-- Begin --

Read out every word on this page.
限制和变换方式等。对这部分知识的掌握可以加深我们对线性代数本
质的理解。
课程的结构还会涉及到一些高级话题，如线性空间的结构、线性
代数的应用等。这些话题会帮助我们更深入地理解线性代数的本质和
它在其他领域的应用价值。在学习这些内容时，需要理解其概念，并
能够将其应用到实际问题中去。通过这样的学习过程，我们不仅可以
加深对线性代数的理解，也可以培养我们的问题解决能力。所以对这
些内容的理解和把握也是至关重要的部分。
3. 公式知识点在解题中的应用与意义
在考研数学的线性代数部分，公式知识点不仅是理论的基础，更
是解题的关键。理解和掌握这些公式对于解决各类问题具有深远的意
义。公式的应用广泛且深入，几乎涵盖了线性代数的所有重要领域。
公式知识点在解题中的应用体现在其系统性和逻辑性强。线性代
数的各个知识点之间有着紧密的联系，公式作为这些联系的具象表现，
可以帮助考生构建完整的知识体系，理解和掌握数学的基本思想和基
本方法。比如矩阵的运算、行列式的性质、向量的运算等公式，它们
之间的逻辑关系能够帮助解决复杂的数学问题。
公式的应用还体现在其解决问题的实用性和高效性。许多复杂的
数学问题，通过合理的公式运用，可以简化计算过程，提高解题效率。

-- End --

Please reproduce the entire listing, exactly as shown.

Read out every word on this page.
限制和变换方式等。对这部分知识的掌握可以加深我们对线性代数本
质的理解。
课程的结构还会涉及到一些高级话题，如线性空间的结构、线性
代数的应用等。这些话题会帮助我们更深入地理解线性代数的本质和
它在其他领域的应用价值。在学习这些内容时，需要理解其概念，并
能够将其应用到实际问题中去。通过这样的学习过程，我们不仅可以
加深对线性代数的理解，也可以培养我们的问题解决能力。所以对这
些内容的理解和把握也是至关重要的部分。
3. 公式知识点在解题中的应用与意义
在考研数学的线性代数部分，公式知识点不仅是理论的基础，更
是解题的关键。理解和掌握这些公式对于解决各类问题具有深远的意
义。公式的应用广泛且深入，几乎涵盖了线性代数的所有重要领域。
公式知识点在解题中的应用体现在其系统性和逻辑性强。线性代
数的各个知识点之间有着紧密的联系，公式作为这些联系的具象表现，
可以帮助考生构建完整的知识体系，理解和掌握数学的基本思想和基
本方法。比如矩阵的运算、行列式的性质、向量的运算等公式，它们
之间的逻辑关系能够帮助解决复杂的数学问题。
公式的应用还体现在其解决问题的实用性和高效性。许多复杂的
数学问题，通过合理的公式运用，可以简化计算过程，提高解题效率。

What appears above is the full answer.